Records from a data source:

○ ○ ○ ○ ○ ○ ○

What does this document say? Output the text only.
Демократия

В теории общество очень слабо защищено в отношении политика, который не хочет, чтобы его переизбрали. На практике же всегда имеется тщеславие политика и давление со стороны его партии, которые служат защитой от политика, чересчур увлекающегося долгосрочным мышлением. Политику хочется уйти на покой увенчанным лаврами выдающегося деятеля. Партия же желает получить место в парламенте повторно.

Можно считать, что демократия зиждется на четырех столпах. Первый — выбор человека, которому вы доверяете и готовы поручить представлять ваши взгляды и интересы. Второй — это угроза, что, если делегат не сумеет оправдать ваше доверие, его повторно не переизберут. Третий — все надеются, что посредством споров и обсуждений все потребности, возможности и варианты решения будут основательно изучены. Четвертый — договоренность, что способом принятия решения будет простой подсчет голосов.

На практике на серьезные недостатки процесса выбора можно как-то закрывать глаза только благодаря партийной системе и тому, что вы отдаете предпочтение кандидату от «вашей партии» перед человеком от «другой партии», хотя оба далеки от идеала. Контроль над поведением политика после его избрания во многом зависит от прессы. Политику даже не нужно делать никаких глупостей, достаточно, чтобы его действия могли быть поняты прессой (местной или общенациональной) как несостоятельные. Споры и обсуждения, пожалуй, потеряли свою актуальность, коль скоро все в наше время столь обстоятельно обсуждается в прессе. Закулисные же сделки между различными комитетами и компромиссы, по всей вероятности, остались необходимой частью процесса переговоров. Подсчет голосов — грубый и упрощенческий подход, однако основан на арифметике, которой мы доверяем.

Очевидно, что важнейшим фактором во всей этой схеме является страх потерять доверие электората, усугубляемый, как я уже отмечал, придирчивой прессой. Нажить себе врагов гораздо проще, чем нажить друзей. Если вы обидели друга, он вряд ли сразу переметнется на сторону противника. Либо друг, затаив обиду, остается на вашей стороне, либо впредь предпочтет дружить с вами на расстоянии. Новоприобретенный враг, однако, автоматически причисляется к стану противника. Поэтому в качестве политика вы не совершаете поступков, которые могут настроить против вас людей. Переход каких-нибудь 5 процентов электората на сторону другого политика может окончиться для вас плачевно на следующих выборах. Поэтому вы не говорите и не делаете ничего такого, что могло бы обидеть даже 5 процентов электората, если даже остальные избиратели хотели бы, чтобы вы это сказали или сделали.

○ ○ ○ ○ ○ ○ ○

WORK TO COMPLETE: Copy every record exactly, with nothing added or dropped.

WRITTEN RESPONSE:
What does this document say? Output the text only.
Демократия

В теории общество очень слабо защищено в отношении политика, который не хочет, чтобы его переизбрали. На практике же всегда имеется тщеславие политика и давление со стороны его партии, которые служат защитой от политика, чересчур увлекающегося долгосрочным мышлением. Политику хочется уйти на покой увенчанным лаврами выдающегося деятеля. Партия же желает получить место в парламенте повторно.

Можно считать, что демократия зиждется на четырех столпах. Первый — выбор человека, которому вы доверяете и готовы поручить представлять ваши взгляды и интересы. Второй — это угроза, что, если делегат не сумеет оправдать ваше доверие, его повторно не переизберут. Третий — все надеются, что посредством споров и обсуждений все потребности, возможности и варианты решения будут основательно изучены. Четвертый — договоренность, что способом принятия решения будет простой подсчет голосов.

На практике на серьезные недостатки процесса выбора можно как-то закрывать глаза только благодаря партийной системе и тому, что вы отдаете предпочтение кандидату от «вашей партии» перед человеком от «другой партии», хотя оба далеки от идеала. Контроль над поведением политика после его избрания во многом зависит от прессы. Политику даже не нужно делать никаких глупостей, достаточно, чтобы его действия могли быть поняты прессой (местной или общенациональной) как несостоятельные. Споры и обсуждения, пожалуй, потеряли свою актуальность, коль скоро все в наше время столь обстоятельно обсуждается в прессе. Закулисные же сделки между различными комитетами и компромиссы, по всей вероятности, остались необходимой частью процесса переговоров. Подсчет голосов — грубый и упрощенческий подход, однако основан на арифметике, которой мы доверяем.

Очевидно, что важнейшим фактором во всей этой схеме является страх потерять доверие электората, усугубляемый, как я уже отмечал, придирчивой прессой. Нажить себе врагов гораздо проще, чем нажить друзей. Если вы обидели друга, он вряд ли сразу переметнется на сторону противника. Либо друг, затаив обиду, остается на вашей стороне, либо впредь предпочтет дружить с вами на расстоянии. Новоприобретенный враг, однако, автоматически причисляется к стану противника. Поэтому в качестве политика вы не совершаете поступков, которые могут настроить против вас людей. Переход каких-нибудь 5 процентов электората на сторону другого политика может окончиться для вас плачевно на следующих выборах. Поэтому вы не говорите и не делаете ничего такого, что могло бы обидеть даже 5 процентов электората, если даже остальные избиратели хотели бы, чтобы вы это сказали или сделали.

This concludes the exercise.